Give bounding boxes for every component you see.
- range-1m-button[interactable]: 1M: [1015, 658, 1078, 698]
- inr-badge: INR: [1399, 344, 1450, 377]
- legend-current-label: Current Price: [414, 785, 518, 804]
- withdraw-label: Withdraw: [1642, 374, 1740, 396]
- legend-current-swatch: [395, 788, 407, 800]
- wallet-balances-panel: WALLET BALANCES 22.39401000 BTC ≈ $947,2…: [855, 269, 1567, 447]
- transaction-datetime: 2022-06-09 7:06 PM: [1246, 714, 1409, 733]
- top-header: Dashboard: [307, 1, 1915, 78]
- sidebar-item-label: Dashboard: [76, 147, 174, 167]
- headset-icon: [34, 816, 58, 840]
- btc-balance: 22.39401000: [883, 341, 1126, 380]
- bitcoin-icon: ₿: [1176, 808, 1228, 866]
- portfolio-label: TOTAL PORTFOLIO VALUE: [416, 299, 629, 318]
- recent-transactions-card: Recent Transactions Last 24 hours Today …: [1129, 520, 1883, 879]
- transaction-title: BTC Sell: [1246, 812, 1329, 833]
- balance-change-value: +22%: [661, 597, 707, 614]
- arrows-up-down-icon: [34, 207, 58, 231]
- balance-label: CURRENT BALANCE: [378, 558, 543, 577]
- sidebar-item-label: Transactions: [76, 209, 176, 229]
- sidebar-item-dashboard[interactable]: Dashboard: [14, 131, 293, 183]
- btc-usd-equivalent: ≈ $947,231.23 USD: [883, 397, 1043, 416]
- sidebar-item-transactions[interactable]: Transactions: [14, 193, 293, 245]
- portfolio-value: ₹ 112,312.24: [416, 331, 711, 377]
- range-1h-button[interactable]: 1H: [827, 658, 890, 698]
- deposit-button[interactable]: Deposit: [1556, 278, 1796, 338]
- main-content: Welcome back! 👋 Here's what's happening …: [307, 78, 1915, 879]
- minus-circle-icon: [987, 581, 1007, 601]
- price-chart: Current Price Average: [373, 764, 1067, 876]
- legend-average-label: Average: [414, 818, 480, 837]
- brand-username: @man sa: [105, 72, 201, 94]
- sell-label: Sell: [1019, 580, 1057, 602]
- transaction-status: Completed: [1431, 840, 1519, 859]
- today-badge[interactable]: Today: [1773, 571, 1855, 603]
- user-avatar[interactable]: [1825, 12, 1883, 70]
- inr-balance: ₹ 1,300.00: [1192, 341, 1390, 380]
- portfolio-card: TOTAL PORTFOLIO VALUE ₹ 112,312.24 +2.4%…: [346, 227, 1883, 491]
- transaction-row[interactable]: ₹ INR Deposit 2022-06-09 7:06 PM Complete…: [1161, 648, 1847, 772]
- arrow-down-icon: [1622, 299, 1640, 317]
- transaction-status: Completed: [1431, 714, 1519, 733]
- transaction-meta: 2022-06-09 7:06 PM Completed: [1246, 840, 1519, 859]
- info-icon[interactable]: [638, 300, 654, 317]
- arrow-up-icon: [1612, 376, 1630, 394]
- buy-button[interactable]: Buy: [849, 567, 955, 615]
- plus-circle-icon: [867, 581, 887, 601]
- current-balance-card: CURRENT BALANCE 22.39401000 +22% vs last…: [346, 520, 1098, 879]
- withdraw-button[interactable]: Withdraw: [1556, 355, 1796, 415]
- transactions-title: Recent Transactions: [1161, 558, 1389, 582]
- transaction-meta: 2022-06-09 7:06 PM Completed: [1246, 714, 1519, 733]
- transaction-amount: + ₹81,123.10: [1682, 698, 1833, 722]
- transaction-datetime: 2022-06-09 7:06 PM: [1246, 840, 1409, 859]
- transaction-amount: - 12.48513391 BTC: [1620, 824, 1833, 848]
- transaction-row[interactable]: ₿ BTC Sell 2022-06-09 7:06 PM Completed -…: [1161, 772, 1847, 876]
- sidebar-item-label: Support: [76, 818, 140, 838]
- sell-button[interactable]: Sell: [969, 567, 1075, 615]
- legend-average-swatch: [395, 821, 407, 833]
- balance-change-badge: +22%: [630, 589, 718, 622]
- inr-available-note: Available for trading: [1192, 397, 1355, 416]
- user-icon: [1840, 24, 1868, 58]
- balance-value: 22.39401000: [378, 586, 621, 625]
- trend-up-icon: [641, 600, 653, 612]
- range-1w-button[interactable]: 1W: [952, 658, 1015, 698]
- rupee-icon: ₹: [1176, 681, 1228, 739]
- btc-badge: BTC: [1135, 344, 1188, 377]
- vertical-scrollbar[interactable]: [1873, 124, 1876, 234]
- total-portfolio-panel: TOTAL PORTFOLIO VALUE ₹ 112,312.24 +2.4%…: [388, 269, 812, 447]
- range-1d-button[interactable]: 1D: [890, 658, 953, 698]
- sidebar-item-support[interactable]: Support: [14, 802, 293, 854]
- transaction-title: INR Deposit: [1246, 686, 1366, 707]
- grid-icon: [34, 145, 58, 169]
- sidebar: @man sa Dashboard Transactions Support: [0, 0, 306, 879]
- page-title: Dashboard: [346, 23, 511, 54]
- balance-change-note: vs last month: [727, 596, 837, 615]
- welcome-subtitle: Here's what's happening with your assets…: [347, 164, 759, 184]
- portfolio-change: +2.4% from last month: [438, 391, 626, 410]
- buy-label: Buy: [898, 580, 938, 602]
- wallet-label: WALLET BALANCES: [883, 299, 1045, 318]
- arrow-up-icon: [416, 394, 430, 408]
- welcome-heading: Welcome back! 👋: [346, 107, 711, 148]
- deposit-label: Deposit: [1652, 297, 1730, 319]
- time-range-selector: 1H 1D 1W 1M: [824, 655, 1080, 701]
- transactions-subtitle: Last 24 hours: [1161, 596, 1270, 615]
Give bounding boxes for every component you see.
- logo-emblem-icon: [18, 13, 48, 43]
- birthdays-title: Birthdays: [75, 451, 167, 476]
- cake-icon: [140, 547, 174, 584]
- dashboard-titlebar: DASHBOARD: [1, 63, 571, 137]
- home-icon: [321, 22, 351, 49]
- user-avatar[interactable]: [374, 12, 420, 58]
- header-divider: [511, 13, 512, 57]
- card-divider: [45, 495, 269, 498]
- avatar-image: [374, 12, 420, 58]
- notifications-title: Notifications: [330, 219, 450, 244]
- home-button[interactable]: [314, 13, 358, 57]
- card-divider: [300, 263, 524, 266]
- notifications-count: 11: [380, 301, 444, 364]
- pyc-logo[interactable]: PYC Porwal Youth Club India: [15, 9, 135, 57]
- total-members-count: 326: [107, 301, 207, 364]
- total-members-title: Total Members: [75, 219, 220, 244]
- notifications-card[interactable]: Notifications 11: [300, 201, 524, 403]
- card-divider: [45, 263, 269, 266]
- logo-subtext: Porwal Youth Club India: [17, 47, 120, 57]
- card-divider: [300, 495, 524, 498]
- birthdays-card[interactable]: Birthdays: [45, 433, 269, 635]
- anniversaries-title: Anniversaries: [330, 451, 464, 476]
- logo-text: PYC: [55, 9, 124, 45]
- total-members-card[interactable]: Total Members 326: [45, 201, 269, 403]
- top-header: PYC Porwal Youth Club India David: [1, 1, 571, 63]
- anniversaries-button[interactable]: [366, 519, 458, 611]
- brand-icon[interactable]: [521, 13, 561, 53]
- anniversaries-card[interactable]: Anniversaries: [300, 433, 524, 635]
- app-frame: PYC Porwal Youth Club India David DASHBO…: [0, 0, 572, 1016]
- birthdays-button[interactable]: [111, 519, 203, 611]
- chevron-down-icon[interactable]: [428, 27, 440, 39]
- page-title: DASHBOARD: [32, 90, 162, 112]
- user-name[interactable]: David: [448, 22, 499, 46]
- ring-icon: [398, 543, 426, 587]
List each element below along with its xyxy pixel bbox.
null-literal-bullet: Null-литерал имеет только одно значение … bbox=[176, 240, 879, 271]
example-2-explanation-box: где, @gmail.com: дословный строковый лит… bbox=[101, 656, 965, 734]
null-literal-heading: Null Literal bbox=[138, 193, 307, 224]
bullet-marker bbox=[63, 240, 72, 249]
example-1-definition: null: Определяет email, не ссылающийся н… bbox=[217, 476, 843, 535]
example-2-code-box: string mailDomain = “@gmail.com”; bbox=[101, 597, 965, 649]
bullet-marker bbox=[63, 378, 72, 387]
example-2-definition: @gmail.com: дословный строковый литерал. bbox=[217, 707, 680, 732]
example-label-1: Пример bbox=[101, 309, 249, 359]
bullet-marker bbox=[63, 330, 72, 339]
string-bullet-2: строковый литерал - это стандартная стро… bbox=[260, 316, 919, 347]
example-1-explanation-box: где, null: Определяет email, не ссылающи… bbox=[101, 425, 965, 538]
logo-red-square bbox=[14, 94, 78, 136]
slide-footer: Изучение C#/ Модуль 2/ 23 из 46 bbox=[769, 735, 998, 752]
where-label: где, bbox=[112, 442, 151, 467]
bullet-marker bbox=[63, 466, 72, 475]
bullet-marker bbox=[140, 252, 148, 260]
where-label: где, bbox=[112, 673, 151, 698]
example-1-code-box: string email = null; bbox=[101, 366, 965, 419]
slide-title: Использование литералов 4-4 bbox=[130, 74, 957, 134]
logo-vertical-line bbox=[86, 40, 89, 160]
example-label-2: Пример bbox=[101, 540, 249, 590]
========================================
Can you reproduce the stretch from the start of the material through the line containing "- arrow-down-icon: [1622, 299, 1640, 317]", swapping "Current Price" for "Live Price" and leaving everything else unchanged?

*Task output*:
Give bounding boxes for every component you see.
- range-1m-button[interactable]: 1M: [1015, 658, 1078, 698]
- inr-badge: INR: [1399, 344, 1450, 377]
- legend-current-label: Live Price: [414, 785, 518, 804]
- withdraw-label: Withdraw: [1642, 374, 1740, 396]
- legend-current-swatch: [395, 788, 407, 800]
- wallet-balances-panel: WALLET BALANCES 22.39401000 BTC ≈ $947,2…: [855, 269, 1567, 447]
- transaction-datetime: 2022-06-09 7:06 PM: [1246, 714, 1409, 733]
- top-header: Dashboard: [307, 1, 1915, 78]
- sidebar-item-label: Dashboard: [76, 147, 174, 167]
- headset-icon: [34, 816, 58, 840]
- btc-balance: 22.39401000: [883, 341, 1126, 380]
- bitcoin-icon: ₿: [1176, 808, 1228, 866]
- portfolio-label: TOTAL PORTFOLIO VALUE: [416, 299, 629, 318]
- recent-transactions-card: Recent Transactions Last 24 hours Today …: [1129, 520, 1883, 879]
- transaction-title: BTC Sell: [1246, 812, 1329, 833]
- balance-change-value: +22%: [661, 597, 707, 614]
- arrows-up-down-icon: [34, 207, 58, 231]
- balance-label: CURRENT BALANCE: [378, 558, 543, 577]
- sidebar-item-label: Transactions: [76, 209, 176, 229]
- sidebar-item-dashboard[interactable]: Dashboard: [14, 131, 293, 183]
- btc-usd-equivalent: ≈ $947,231.23 USD: [883, 397, 1043, 416]
- sidebar-item-transactions[interactable]: Transactions: [14, 193, 293, 245]
- portfolio-value: ₹ 112,312.24: [416, 331, 711, 377]
- range-1h-button[interactable]: 1H: [827, 658, 890, 698]
- deposit-button[interactable]: Deposit: [1556, 278, 1796, 338]
- main-content: Welcome back! 👋 Here's what's happening …: [307, 78, 1915, 879]
- minus-circle-icon: [987, 581, 1007, 601]
- price-chart: Live Price Average: [373, 764, 1067, 876]
- legend-average-label: Average: [414, 818, 480, 837]
- brand-username: @man sa: [105, 72, 201, 94]
- sell-label: Sell: [1019, 580, 1057, 602]
- transaction-status: Completed: [1431, 840, 1519, 859]
- today-badge[interactable]: Today: [1773, 571, 1855, 603]
- user-avatar[interactable]: [1825, 12, 1883, 70]
- inr-balance: ₹ 1,300.00: [1192, 341, 1390, 380]
- portfolio-card: TOTAL PORTFOLIO VALUE ₹ 112,312.24 +2.4%…: [346, 227, 1883, 491]
- transaction-row[interactable]: ₹ INR Deposit 2022-06-09 7:06 PM Complete…: [1161, 648, 1847, 772]
- arrow-down-icon: [1622, 299, 1640, 317]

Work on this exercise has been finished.